**Exercise prompt:**
What follows is a listing; give it again exactly, in its entirety.

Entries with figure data
──────
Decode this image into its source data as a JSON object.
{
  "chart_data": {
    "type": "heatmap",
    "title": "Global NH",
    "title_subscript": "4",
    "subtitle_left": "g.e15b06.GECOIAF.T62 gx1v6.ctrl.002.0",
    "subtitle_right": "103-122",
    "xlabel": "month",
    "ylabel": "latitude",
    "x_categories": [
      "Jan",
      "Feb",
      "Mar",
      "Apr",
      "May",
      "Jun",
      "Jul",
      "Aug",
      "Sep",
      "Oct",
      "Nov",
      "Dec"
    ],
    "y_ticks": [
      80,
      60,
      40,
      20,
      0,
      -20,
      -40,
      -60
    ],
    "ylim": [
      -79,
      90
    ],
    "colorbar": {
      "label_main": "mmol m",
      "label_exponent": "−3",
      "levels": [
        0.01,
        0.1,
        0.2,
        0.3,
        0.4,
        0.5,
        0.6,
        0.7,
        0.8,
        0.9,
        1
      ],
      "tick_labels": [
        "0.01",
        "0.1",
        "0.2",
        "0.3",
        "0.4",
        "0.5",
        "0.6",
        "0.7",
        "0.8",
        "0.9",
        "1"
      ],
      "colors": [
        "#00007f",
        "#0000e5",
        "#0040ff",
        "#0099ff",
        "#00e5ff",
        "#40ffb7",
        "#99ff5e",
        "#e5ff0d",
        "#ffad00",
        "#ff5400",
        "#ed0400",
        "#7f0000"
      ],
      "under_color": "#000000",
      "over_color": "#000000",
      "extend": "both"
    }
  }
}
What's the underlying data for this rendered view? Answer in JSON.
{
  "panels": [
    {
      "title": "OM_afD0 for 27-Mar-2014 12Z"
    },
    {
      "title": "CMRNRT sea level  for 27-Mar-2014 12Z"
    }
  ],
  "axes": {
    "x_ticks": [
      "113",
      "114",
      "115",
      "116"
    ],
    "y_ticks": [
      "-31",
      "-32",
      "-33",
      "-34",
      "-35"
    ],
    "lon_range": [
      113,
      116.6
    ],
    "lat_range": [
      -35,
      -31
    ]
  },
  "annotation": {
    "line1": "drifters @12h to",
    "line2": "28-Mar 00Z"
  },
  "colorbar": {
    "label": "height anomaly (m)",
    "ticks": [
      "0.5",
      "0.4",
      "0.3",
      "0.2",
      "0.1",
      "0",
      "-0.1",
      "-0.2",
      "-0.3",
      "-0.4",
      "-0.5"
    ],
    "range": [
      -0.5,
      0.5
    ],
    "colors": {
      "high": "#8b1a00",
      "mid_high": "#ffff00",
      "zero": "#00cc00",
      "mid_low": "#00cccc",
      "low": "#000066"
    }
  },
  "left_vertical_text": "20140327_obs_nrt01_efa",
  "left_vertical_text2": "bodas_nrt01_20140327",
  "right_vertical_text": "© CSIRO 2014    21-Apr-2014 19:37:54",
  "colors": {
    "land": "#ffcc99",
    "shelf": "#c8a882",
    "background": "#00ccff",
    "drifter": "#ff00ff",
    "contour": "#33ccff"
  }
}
──────
**Result of the exercise:**
Decode this image into its source data as a JSON object.
{
  "chart_data": {
    "type": "heatmap",
    "title": "Global NH",
    "title_subscript": "4",
    "subtitle_left": "g.e15b06.GECOIAF.T62 gx1v6.ctrl.002.0",
    "subtitle_right": "103-122",
    "xlabel": "month",
    "ylabel": "latitude",
    "x_categories": [
      "Jan",
      "Feb",
      "Mar",
      "Apr",
      "May",
      "Jun",
      "Jul",
      "Aug",
      "Sep",
      "Oct",
      "Nov",
      "Dec"
    ],
    "y_ticks": [
      80,
      60,
      40,
      20,
      0,
      -20,
      -40,
      -60
    ],
    "ylim": [
      -79,
      90
    ],
    "colorbar": {
      "label_main": "mmol m",
      "label_exponent": "−3",
      "levels": [
        0.01,
        0.1,
        0.2,
        0.3,
        0.4,
        0.5,
        0.6,
        0.7,
        0.8,
        0.9,
        1
      ],
      "tick_labels": [
        "0.01",
        "0.1",
        "0.2",
        "0.3",
        "0.4",
        "0.5",
        "0.6",
        "0.7",
        "0.8",
        "0.9",
        "1"
      ],
      "colors": [
        "#00007f",
        "#0000e5",
        "#0040ff",
        "#0099ff",
        "#00e5ff",
        "#40ffb7",
        "#99ff5e",
        "#e5ff0d",
        "#ffad00",
        "#ff5400",
        "#ed0400",
        "#7f0000"
      ],
      "under_color": "#000000",
      "over_color": "#000000",
      "extend": "both"
    }
  }
}
What's the underlying data for this rendered view? Answer in JSON.
{
  "panels": [
    {
      "title": "OM_afD0 for 27-Mar-2014 12Z"
    },
    {
      "title": "CMRNRT sea level  for 27-Mar-2014 12Z"
    }
  ],
  "axes": {
    "x_ticks": [
      "113",
      "114",
      "115",
      "116"
    ],
    "y_ticks": [
      "-31",
      "-32",
      "-33",
      "-34",
      "-35"
    ],
    "lon_range": [
      113,
      116.6
    ],
    "lat_range": [
      -35,
      -31
    ]
  },
  "annotation": {
    "line1": "drifters @12h to",
    "line2": "28-Mar 00Z"
  },
  "colorbar": {
    "label": "height anomaly (m)",
    "ticks": [
      "0.5",
      "0.4",
      "0.3",
      "0.2",
      "0.1",
      "0",
      "-0.1",
      "-0.2",
      "-0.3",
      "-0.4",
      "-0.5"
    ],
    "range": [
      -0.5,
      0.5
    ],
    "colors": {
      "high": "#8b1a00",
      "mid_high": "#ffff00",
      "zero": "#00cc00",
      "mid_low": "#00cccc",
      "low": "#000066"
    }
  },
  "left_vertical_text": "20140327_obs_nrt01_efa",
  "left_vertical_text2": "bodas_nrt01_20140327",
  "right_vertical_text": "© CSIRO 2014    21-Apr-2014 19:37:54",
  "colors": {
    "land": "#ffcc99",
    "shelf": "#c8a882",
    "background": "#00ccff",
    "drifter": "#ff00ff",
    "contour": "#33ccff"
  }
}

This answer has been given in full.